TO DO:
Identify every line in the records below that contains the word "ſans", and copy each of those lines.

DATA SECTION:
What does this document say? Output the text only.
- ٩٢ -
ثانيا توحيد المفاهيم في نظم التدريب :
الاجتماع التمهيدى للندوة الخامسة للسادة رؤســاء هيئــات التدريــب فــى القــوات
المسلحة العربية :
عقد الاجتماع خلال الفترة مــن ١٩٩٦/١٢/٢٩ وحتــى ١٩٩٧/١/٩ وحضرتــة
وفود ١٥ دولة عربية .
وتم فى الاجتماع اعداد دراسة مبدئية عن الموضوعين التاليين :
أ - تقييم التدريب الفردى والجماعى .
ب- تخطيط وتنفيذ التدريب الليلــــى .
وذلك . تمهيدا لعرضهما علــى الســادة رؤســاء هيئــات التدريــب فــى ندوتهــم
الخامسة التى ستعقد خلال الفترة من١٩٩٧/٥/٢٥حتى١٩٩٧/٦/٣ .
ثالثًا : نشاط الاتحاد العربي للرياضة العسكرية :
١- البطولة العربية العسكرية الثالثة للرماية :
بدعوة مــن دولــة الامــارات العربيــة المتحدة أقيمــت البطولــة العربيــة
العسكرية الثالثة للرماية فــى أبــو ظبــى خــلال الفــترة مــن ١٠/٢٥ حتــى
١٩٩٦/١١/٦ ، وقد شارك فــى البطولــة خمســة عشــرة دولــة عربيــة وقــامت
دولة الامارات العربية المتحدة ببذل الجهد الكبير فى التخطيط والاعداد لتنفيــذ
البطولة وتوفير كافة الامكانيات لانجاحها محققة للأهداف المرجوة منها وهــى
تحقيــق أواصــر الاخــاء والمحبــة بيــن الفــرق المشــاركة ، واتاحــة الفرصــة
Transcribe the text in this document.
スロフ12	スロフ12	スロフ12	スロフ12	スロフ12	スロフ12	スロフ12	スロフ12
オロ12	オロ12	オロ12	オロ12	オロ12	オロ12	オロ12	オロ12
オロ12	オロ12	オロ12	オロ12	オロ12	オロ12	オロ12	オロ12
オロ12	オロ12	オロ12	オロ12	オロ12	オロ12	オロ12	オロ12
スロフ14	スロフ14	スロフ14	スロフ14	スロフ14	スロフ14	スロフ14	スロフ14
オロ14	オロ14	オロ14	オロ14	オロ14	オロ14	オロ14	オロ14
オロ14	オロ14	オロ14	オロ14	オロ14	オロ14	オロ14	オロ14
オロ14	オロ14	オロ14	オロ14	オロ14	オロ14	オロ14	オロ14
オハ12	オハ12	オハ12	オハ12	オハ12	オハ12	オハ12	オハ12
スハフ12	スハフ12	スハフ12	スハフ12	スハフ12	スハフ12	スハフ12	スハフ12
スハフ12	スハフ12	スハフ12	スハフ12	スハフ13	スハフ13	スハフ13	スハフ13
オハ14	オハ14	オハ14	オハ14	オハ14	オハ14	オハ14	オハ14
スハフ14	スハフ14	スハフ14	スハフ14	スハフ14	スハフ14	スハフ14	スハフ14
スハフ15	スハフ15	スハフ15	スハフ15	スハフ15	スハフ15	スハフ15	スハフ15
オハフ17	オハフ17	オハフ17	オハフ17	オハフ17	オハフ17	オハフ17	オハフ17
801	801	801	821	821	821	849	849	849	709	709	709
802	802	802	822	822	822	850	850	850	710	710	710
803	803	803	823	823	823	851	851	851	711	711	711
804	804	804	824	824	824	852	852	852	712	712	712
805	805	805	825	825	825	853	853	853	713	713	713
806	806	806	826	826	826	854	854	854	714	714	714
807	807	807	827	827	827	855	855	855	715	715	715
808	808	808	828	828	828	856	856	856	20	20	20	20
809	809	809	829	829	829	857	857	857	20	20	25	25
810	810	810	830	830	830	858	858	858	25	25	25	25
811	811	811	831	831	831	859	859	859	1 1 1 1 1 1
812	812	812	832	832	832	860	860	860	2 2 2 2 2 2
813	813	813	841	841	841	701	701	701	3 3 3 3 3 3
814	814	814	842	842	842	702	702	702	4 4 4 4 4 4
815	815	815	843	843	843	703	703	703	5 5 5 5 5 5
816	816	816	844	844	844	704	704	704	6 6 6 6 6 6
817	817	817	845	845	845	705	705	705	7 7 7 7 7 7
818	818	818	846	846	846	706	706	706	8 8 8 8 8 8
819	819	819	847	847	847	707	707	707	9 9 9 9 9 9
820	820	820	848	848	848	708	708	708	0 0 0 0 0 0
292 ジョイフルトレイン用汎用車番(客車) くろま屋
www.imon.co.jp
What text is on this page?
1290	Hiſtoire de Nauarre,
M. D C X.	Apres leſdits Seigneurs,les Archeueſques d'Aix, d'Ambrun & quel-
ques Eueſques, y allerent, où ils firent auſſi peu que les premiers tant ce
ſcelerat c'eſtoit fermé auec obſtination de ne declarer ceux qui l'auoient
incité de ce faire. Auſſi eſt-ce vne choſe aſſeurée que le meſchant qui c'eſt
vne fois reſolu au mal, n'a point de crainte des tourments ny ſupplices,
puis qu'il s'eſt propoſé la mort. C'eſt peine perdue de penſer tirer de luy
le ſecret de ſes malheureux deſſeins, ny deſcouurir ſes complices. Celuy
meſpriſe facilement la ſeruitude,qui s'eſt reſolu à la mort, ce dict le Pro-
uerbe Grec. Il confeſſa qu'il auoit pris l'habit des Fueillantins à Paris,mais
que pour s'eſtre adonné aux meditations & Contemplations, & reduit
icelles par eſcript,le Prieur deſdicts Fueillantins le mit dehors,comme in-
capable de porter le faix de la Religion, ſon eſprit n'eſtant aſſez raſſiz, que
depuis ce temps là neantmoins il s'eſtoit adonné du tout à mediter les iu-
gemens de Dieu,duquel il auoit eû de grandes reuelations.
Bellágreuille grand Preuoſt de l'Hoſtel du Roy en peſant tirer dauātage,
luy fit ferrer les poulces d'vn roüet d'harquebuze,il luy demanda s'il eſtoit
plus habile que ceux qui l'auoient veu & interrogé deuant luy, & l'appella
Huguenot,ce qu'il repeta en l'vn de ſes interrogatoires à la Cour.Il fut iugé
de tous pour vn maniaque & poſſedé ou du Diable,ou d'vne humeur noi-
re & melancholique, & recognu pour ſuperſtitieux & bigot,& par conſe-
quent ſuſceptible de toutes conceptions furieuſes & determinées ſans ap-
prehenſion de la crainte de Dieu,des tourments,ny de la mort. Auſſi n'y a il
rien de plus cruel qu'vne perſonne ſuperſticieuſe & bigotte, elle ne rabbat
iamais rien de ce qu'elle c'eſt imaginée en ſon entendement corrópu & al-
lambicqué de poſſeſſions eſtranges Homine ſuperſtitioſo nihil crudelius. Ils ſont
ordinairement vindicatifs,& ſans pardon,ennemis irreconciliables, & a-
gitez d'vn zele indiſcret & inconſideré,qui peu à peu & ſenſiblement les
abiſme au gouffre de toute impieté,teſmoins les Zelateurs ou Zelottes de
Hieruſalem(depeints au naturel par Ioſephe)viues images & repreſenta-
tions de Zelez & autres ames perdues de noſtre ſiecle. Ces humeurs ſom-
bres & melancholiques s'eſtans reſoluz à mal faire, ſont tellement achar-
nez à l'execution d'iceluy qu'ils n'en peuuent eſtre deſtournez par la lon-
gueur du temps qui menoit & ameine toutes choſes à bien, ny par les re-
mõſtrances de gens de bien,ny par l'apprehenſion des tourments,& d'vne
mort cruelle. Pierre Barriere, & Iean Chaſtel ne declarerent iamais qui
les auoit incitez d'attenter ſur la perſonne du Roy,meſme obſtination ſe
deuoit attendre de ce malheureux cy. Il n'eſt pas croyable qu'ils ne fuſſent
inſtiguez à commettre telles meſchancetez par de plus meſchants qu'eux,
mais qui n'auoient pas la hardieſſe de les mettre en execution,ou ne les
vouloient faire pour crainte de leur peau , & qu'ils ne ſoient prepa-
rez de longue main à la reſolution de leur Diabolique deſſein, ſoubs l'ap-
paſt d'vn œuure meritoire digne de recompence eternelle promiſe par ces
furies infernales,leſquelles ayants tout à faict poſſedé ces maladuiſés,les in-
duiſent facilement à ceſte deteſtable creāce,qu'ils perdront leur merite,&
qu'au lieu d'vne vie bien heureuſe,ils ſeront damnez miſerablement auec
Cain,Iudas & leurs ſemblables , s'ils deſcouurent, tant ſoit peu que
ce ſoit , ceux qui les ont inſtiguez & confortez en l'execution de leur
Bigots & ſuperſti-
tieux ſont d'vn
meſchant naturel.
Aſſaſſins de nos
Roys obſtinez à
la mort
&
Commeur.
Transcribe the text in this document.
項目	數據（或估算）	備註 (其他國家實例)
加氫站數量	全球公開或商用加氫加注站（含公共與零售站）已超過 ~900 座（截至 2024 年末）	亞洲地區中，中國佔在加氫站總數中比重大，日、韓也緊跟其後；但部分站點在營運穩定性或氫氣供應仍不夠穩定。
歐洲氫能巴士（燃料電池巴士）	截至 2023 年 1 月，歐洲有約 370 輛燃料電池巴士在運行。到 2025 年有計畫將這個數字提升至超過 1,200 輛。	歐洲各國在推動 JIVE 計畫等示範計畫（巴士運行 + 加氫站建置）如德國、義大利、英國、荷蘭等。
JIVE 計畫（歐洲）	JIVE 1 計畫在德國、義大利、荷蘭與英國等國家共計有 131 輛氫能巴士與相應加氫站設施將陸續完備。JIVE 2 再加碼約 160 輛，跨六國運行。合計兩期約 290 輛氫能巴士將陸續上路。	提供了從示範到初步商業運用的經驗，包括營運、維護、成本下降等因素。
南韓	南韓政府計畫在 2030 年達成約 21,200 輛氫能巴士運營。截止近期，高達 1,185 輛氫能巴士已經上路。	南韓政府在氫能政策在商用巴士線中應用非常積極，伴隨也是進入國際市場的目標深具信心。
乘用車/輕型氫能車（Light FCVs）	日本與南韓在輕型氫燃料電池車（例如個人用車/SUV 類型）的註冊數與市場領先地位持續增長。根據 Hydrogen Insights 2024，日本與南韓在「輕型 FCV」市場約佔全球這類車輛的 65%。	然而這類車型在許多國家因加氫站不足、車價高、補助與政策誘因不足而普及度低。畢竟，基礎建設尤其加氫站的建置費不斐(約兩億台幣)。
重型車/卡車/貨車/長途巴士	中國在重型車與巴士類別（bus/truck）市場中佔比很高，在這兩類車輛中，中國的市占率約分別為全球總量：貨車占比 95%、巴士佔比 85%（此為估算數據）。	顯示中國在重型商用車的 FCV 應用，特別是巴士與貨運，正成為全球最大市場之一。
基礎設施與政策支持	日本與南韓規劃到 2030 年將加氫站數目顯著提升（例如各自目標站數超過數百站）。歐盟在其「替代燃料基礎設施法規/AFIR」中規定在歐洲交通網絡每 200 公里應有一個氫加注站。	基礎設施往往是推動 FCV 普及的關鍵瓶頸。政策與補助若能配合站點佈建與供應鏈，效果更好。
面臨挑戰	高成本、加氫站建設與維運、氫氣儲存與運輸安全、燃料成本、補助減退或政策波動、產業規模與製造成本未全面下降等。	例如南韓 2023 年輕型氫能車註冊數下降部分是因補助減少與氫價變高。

TASK RESULT:
quent ſuſceptible de toutes conceptions furieuſes & determinées ſans ap-
ordinairement vindicatifs,& ſans pardon,ennemis irreconciliables, & a-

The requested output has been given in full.